→ **YOUR INSTRUCTIONS**: Locate each line in the data below that contains the word "сочинителя", and copy those lines out in full.

→ **TASK DATA**:
++++++++++

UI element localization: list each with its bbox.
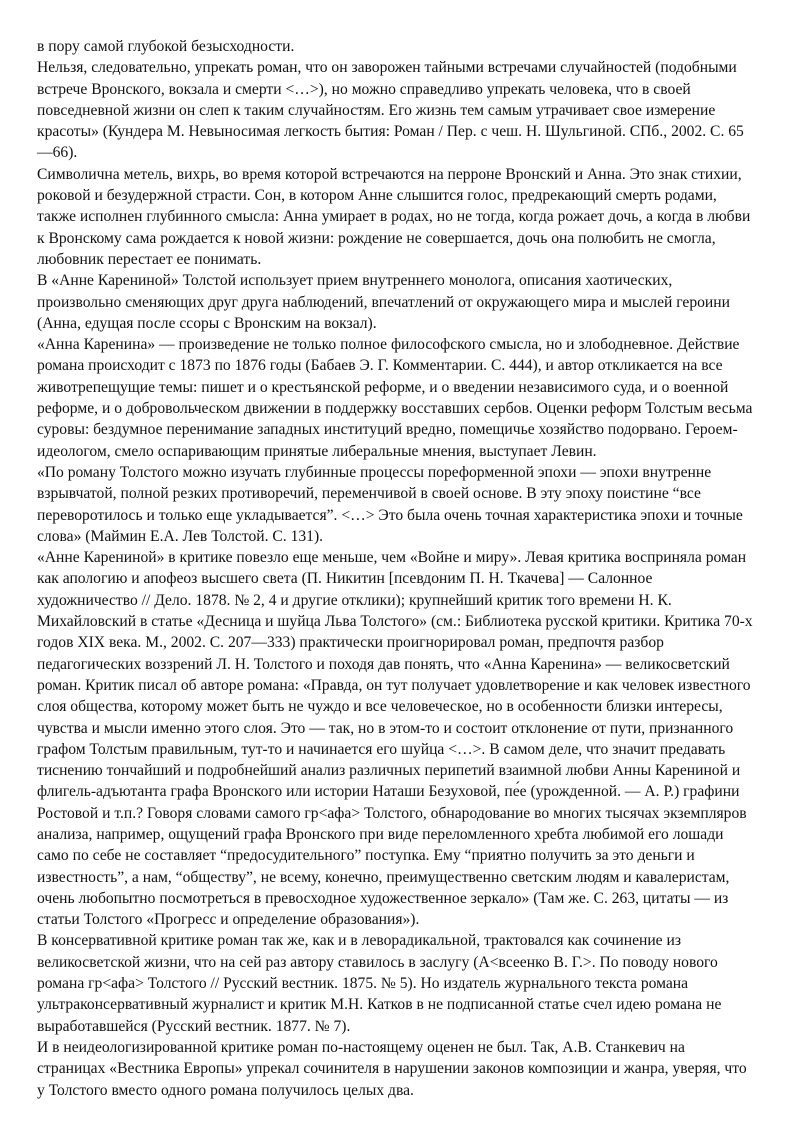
paragraph: Нельзя, следовательно, упрекать роман, что он заворожен тайными встречами случайностей (подобными встрече Вронского, вокзала и смерти <…>), но можно справедливо упрекать человека, что в своей повседневной жизни он слеп к таким случайностям. Его жизнь тем самым утрачивает свое измерение красоты» (Кундера М. Невыносимая легкость бытия: Роман / Пер. с чеш. Н. Шульгиной. СПб., 2002. С. 65—66). [37, 59, 744, 162]
paragraph: И в неидеологизированной критике роман по-настоящему оценен не был. Так, А.В. Станкевич на страницах «Вестника Европы» упрекал сочинителя в нарушении законов композиции и жанра, уверяя, что у Толстого вместо одного романа получилось целых два. [37, 1038, 747, 1099]
paragraph: Символична метель, вихрь, во время которой встречаются на перроне Вронский и Анна. Это знак стихии, роковой и безудержной страсти. Сон, в котором Анне слышится голос, предрекающий смерть родами, также исполнен глубинного смысла: Анна умирает в родах, но не тогда, когда рожает дочь, а когда в любви к Вронскому сама рождается к новой жизни: рождение не совершается, дочь она полюбить не смогла, любовник перестает ее понимать. [37, 165, 751, 268]
paragraph: «Анне Карениной» в критике повезло еще меньше, чем «Войне и миру». Левая критика восприняла роман как апологию и апофеоз высшего света (П. Никитин [псевдоним П. Н. Ткачева] — Салонное художничество // Дело. 1878. № 2, 4 и другие отклики); крупнейший критик того времени Н. К. Михайловский в статье «Десница и шуйца Льва Толстого» (см.: Библиотека русской критики. Критика 70-х годов XIX века. М., 2002. С. 207—333) практически проигнорировал роман, предпочтя разбор педагогических воззрений Л. Н. Толстого и походя дав понять, что «Анна Каренина» — великосветский роман. Критик писал об авторе романа: «Правда, он тут получает удовлетворение и как человек известного слоя общества, которому может быть не чуждо и все человеческое, но в особенности близки интересы, чувства и мысли именно этого слоя. Это — так, но в этом-то и состоит отклонение от пути, признанного графом Толстым правильным, тут-то и начинается его шуйца <…>. В самом деле, что значит предавать тиснению тончайший и подробнейший анализ различных перипетий взаимной любви Анны Карениной и флигель-адъютанта графа Вронского или истории Наташи Безуховой, пе́е (урожденной. — А. Р.) графини Ростовой и т.п.? Говоря словами самого гр<афа> Толстого, обнародование во многих тысячах экземпляров анализа, например, ощущений графа Вронского при виде переломленного хребта любимой его лошади само по себе не составляет “предосудительного” поступка. Ему “приятно получить за это деньги и известность”, а нам, “обществу”, не всему, конечно, преимущественно светским людям и кавалеристам, очень любопытно посмотреться в превосходное художественное зеркало» (Там же. С. 263, цитаты — из статьи Толстого «Прогресс и определение образования»). [37, 549, 753, 929]
paragraph: В «Анне Карениной» Толстой использует прием внутреннего монолога, описания хаотических, произвольно сменяющих друг друга наблюдений, впечатлений от окружающего мира и мыслей героини (Анна, едущая после ссоры с Вронским на вокзал). [37, 272, 730, 332]
paragraph: «Анна Каренина» — произведение не только полное философского смысла, но и злободневное. Действие романа происходит с 1873 по 1876 годы (Бабаев Э. Г. Комментарии. С. 444), и автор откликается на все животрепещущие темы: пишет и о крестьянской реформе, и о введении независимого суда, и о военной реформе, и о добровольческом движении в поддержку восставших сербов. Оценки реформ Толстым весьма суровы: бездумное перенимание западных институций вредно, помещичье хозяйство подорвано. Героем-идеологом, смело оспаривающим принятые либеральные мнения, выступает Левин. [37, 336, 753, 460]
paragraph: «По роману Толстого можно изучать глубинные процессы пореформенной эпохи — эпохи внутренне взрывчатой, полной резких противоречий, переменчивой в своей основе. В эту эпоху поистине “все переворотилось и только еще укладывается”. <…> Это была очень точная характеристика эпохи и точные слова» (Маймин Е.А. Лев Толстой. С. 131). [37, 463, 743, 545]
paragraph: В консервативной критике роман так же, как и в леворадикальной, трактовался как сочинение из великосветской жизни, что на сей раз автору ставилось в заслугу (А<всеенко В. Г.>. По поводу нового романа гр<афа> Толстого // Русский вестник. 1875. № 5). Но издатель журнального текста романа ультраконсервативный журналист и критик М.Н. Катков в не подписанной статье счел идею романа не выработавшейся (Русский вестник. 1877. № 7). [37, 932, 722, 1035]
paragraph: в пору самой глубокой безысходности. [37, 38, 295, 55]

++++++++++

→ **SOLUTION**:
paragraph: И в неидеологизированной критике роман по-настоящему оценен не был. Так, А.В. Станкевич на страницах «Вестника Европы» упрекал сочинителя в нарушении законов композиции и жанра, уверяя, что у Толстого вместо одного романа получилось целых два. [37, 1038, 747, 1099]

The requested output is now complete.